» Brief:
Present each line of the entries below that holds the word "Trillion".

» Data entries:

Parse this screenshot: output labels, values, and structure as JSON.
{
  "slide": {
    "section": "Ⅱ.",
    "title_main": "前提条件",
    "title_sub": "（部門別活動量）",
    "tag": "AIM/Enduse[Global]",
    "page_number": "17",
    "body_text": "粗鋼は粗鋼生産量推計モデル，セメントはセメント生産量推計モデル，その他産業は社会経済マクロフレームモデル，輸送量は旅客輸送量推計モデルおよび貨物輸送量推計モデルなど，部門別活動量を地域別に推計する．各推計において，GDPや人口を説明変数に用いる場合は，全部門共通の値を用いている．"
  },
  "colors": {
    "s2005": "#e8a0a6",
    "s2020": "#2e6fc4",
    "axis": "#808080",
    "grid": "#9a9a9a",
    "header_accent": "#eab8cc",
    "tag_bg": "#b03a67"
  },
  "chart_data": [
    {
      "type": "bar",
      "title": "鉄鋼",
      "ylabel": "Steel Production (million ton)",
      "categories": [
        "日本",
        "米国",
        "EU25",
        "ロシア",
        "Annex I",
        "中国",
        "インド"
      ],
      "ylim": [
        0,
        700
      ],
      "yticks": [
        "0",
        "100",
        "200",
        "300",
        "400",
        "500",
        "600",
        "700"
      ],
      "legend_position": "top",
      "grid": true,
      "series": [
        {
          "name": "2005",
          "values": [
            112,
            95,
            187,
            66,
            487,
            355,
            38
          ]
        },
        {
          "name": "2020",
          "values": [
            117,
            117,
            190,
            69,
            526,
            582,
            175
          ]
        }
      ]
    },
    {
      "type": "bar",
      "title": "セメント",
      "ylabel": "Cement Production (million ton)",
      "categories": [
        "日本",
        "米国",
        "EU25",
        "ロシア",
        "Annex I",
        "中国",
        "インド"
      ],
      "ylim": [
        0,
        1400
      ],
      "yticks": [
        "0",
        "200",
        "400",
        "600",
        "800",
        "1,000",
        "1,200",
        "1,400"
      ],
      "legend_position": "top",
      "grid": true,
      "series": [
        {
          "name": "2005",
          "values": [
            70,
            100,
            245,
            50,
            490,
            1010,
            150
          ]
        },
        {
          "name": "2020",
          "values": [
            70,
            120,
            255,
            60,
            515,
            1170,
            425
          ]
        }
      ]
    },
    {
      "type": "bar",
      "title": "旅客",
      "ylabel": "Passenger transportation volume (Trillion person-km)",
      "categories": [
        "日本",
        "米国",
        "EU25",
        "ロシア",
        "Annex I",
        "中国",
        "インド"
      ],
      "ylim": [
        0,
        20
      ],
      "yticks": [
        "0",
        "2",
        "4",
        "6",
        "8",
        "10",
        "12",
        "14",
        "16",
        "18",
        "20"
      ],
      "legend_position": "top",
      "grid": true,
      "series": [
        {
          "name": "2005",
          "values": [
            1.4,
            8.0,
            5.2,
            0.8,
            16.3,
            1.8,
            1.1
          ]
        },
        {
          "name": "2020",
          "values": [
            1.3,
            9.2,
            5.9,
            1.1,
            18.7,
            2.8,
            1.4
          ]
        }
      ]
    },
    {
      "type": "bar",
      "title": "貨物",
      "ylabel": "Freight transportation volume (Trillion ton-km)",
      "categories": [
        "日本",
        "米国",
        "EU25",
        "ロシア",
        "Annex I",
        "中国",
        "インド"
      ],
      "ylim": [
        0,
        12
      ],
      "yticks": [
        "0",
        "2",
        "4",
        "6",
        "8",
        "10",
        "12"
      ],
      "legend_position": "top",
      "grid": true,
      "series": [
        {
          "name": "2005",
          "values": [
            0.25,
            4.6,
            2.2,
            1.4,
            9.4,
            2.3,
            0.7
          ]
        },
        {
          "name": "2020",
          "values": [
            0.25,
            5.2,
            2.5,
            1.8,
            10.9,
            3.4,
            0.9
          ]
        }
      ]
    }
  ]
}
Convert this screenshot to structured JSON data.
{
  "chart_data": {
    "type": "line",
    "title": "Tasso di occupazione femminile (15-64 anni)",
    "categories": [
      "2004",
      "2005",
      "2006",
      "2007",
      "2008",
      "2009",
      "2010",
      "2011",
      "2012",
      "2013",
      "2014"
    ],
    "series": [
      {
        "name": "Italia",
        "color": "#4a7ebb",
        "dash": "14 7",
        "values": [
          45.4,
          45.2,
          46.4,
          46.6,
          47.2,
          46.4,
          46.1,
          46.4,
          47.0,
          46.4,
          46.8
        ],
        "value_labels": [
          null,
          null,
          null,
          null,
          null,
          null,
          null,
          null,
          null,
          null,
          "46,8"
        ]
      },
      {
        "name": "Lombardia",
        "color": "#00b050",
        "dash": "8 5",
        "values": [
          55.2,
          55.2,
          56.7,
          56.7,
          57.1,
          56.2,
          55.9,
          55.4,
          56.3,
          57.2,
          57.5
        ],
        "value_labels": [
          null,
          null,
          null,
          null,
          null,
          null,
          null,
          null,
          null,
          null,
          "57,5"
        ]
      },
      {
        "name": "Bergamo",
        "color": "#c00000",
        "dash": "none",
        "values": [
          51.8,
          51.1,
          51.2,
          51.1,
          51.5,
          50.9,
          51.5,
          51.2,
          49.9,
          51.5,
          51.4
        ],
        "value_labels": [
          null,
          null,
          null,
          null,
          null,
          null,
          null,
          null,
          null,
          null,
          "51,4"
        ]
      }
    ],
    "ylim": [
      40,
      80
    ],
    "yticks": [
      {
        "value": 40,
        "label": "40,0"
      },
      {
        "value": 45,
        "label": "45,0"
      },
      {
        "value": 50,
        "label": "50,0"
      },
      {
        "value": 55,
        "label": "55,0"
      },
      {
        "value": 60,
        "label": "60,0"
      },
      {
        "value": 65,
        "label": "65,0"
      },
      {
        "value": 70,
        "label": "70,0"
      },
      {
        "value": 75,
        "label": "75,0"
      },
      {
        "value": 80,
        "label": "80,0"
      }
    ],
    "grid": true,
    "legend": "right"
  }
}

» Solution to this task:
      "ylabel": "Passenger transportation volume (Trillion person-km)",
      "ylabel": "Freight transportation volume (Trillion ton-km)",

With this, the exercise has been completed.